▶ Task to complete:
Omit images. Retype all entries verbatim.

[Source data]
┏━━

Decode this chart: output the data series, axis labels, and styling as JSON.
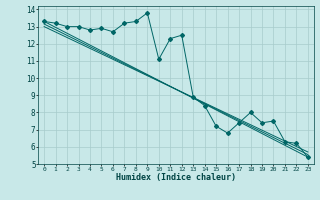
{
  "title": "",
  "xlabel": "Humidex (Indice chaleur)",
  "bg_color": "#c8e8e8",
  "line_color": "#006666",
  "grid_color": "#a8cccc",
  "xlim": [
    -0.5,
    23.5
  ],
  "ylim": [
    5,
    14.2
  ],
  "xticks": [
    0,
    1,
    2,
    3,
    4,
    5,
    6,
    7,
    8,
    9,
    10,
    11,
    12,
    13,
    14,
    15,
    16,
    17,
    18,
    19,
    20,
    21,
    22,
    23
  ],
  "yticks": [
    5,
    6,
    7,
    8,
    9,
    10,
    11,
    12,
    13,
    14
  ],
  "main_x": [
    0,
    1,
    2,
    3,
    4,
    5,
    6,
    7,
    8,
    9,
    10,
    11,
    12,
    13,
    14,
    15,
    16,
    17,
    18,
    19,
    20,
    21,
    22,
    23
  ],
  "main_y": [
    13.3,
    13.2,
    13.0,
    13.0,
    12.8,
    12.9,
    12.7,
    13.2,
    13.3,
    13.8,
    11.1,
    12.3,
    12.5,
    8.9,
    8.4,
    7.2,
    6.8,
    7.4,
    8.0,
    7.4,
    7.5,
    6.3,
    6.2,
    5.4
  ],
  "trend_lines": [
    {
      "x": [
        0,
        23
      ],
      "y": [
        13.3,
        5.4
      ]
    },
    {
      "x": [
        0,
        23
      ],
      "y": [
        13.15,
        5.55
      ]
    },
    {
      "x": [
        0,
        23
      ],
      "y": [
        13.0,
        5.7
      ]
    }
  ]
}
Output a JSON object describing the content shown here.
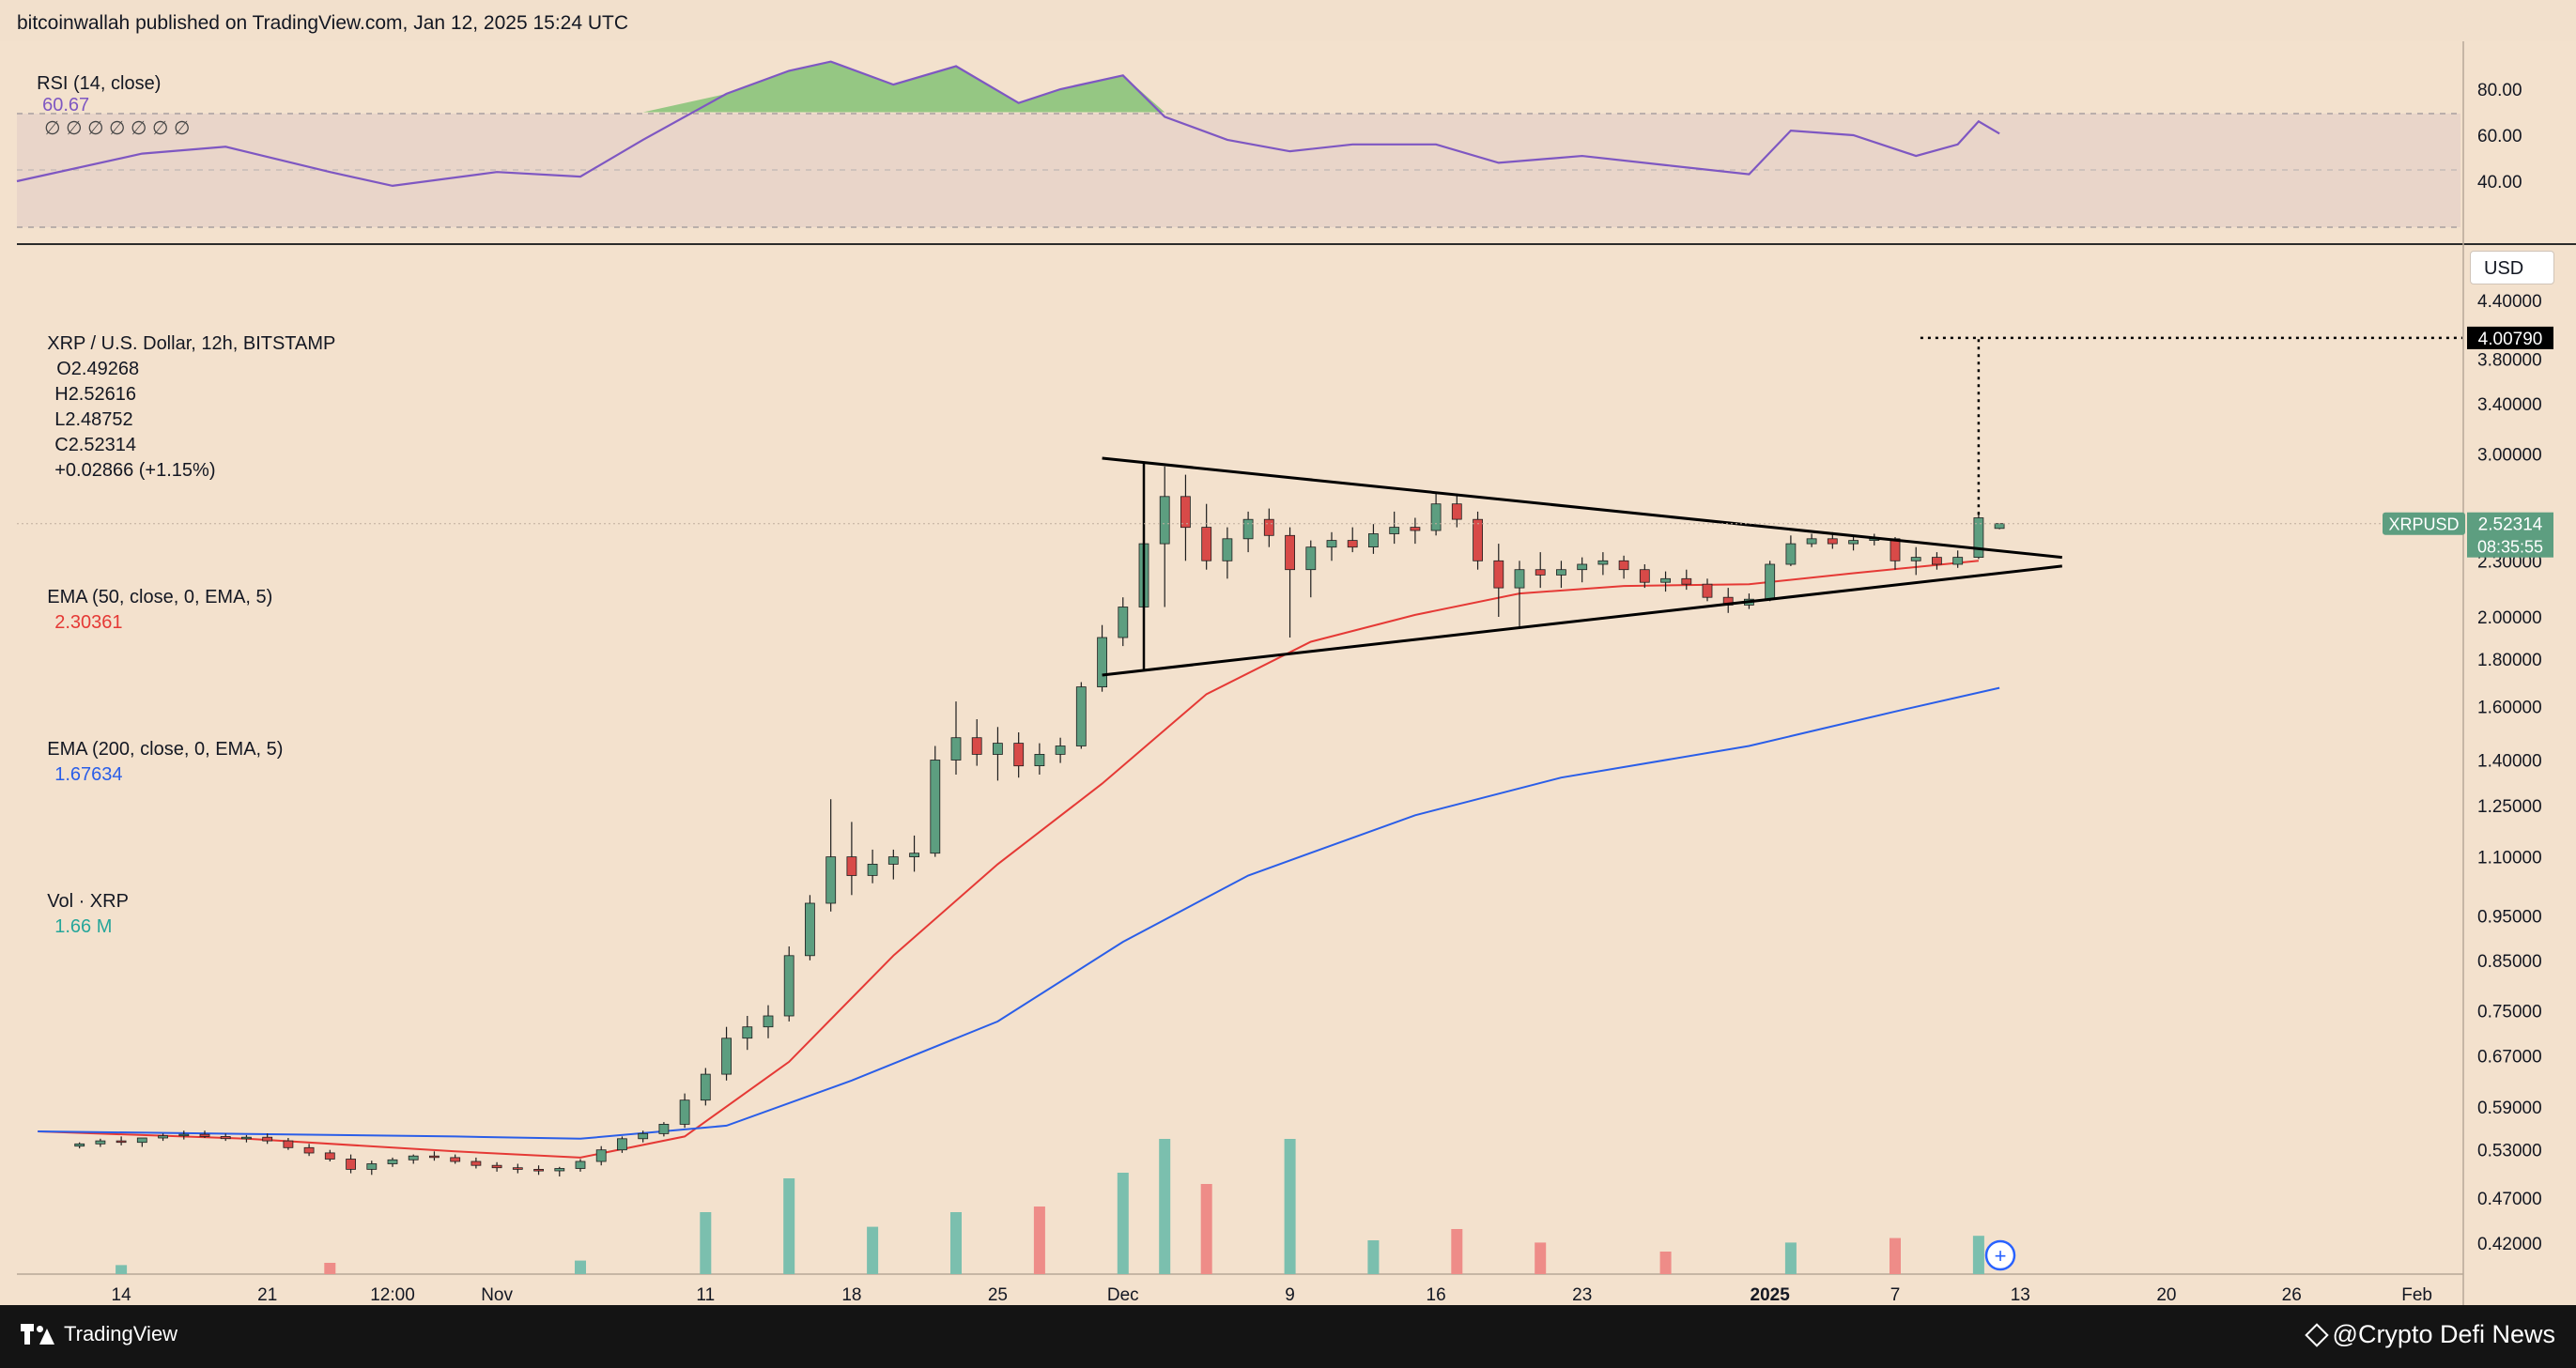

┗━━

▶ Written answer:
Decode this chart: output the data series, axis labels, and styling as JSON.
{
  "title": "",
  "xlabel": "Humidex (Indice chaleur)",
  "bg_color": "#c8e8e8",
  "line_color": "#006666",
  "grid_color": "#a8cccc",
  "xlim": [
    -0.5,
    23.5
  ],
  "ylim": [
    5,
    14.2
  ],
  "xticks": [
    0,
    1,
    2,
    3,
    4,
    5,
    6,
    7,
    8,
    9,
    10,
    11,
    12,
    13,
    14,
    15,
    16,
    17,
    18,
    19,
    20,
    21,
    22,
    23
  ],
  "yticks": [
    5,
    6,
    7,
    8,
    9,
    10,
    11,
    12,
    13,
    14
  ],
  "main_x": [
    0,
    1,
    2,
    3,
    4,
    5,
    6,
    7,
    8,
    9,
    10,
    11,
    12,
    13,
    14,
    15,
    16,
    17,
    18,
    19,
    20,
    21,
    22,
    23
  ],
  "main_y": [
    13.3,
    13.2,
    13.0,
    13.0,
    12.8,
    12.9,
    12.7,
    13.2,
    13.3,
    13.8,
    11.1,
    12.3,
    12.5,
    8.9,
    8.4,
    7.2,
    6.8,
    7.4,
    8.0,
    7.4,
    7.5,
    6.3,
    6.2,
    5.4
  ],
  "trend_lines": [
    {
      "x": [
        0,
        23
      ],
      "y": [
        13.3,
        5.4
      ]
    },
    {
      "x": [
        0,
        23
      ],
      "y": [
        13.15,
        5.55
      ]
    },
    {
      "x": [
        0,
        23
      ],
      "y": [
        13.0,
        5.7
      ]
    }
  ]
}
Output a JSON object describing the content shown here.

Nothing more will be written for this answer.